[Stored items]
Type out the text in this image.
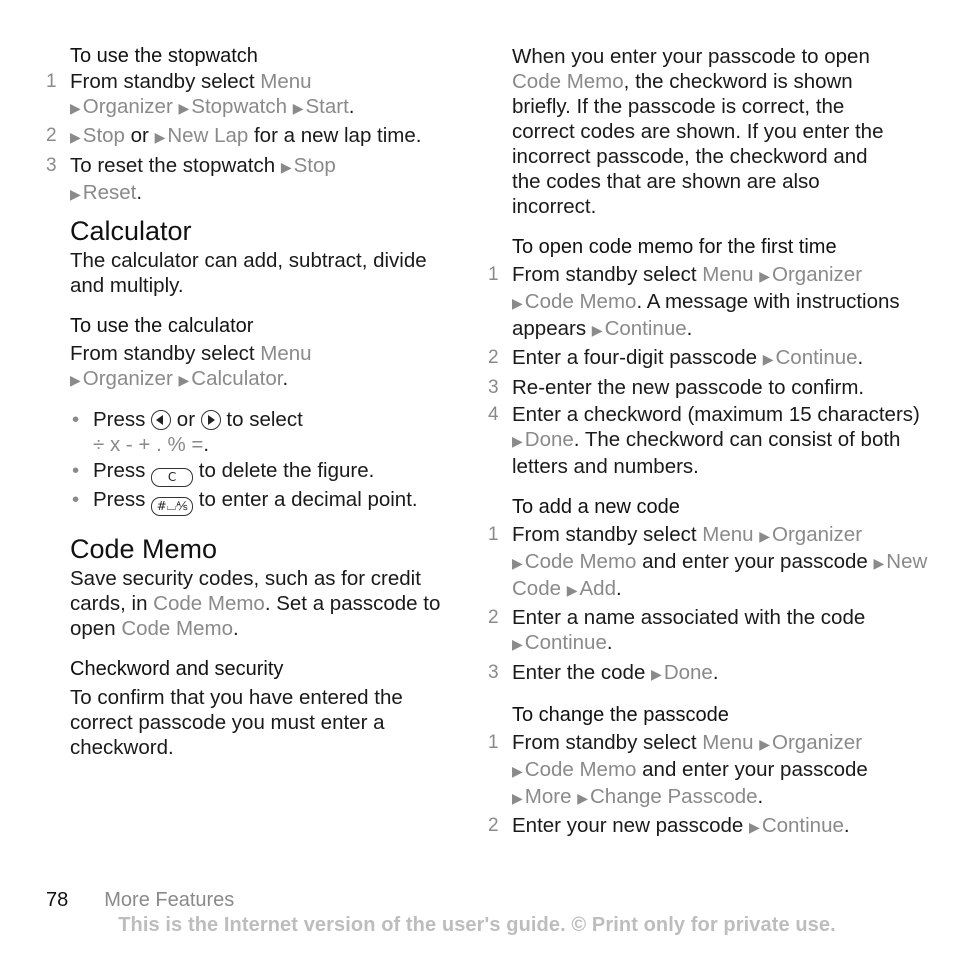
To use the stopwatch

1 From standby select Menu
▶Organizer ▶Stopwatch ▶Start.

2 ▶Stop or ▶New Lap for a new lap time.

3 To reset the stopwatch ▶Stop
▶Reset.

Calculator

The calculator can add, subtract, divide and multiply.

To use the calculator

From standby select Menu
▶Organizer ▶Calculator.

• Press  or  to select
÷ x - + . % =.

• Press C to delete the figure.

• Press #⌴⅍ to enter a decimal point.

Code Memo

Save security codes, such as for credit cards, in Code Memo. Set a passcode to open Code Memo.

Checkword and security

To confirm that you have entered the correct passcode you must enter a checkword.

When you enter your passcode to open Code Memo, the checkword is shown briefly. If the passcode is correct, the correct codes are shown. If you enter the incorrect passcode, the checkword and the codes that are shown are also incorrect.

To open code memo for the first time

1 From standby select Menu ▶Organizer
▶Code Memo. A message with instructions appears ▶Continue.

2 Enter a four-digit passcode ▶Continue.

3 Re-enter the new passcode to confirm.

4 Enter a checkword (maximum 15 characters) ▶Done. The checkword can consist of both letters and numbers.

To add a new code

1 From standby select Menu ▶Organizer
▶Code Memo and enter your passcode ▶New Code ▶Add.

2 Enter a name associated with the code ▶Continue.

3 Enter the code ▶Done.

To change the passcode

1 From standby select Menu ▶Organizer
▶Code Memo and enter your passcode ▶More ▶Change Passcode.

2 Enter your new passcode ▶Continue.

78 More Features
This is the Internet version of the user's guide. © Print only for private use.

Required task.
From the data above, copy each line that has the string "confirm".

Exercise result.
To confirm that you have entered the correct passcode you must enter a checkword.
3 Re-enter the new passcode to confirm.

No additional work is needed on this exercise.